§ **WHAT IS NEEDED**: Look through the records below and give the number of lines holding the string "this", nothing more.

§ **INPUT**:
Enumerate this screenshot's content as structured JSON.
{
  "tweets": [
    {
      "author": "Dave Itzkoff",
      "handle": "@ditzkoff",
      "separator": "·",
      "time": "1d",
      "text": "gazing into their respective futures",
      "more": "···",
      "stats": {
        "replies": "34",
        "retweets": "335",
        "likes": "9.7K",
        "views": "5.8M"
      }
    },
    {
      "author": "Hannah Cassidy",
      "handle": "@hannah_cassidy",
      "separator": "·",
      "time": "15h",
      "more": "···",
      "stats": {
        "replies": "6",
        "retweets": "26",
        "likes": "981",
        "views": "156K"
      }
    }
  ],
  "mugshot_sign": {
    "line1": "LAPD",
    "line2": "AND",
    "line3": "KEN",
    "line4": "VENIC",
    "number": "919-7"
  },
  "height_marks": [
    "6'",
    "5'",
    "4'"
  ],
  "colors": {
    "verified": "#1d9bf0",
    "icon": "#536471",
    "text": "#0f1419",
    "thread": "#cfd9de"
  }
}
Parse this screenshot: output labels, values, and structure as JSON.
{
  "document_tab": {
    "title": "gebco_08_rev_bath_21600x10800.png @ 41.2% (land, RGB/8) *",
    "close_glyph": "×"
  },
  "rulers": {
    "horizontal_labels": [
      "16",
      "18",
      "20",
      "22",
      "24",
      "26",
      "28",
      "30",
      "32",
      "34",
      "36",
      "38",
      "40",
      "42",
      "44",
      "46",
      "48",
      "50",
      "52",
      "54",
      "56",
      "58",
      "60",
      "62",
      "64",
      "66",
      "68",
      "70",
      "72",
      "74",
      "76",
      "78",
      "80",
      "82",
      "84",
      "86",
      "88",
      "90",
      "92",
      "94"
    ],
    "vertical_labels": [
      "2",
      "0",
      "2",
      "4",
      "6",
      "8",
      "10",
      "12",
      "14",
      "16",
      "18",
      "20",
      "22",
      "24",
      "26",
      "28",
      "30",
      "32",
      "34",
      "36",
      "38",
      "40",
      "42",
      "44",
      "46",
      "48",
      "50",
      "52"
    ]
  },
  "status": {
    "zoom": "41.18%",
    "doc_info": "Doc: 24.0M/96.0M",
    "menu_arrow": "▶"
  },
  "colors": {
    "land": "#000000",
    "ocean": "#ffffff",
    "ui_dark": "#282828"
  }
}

§ **FULL RESPONSE**: 2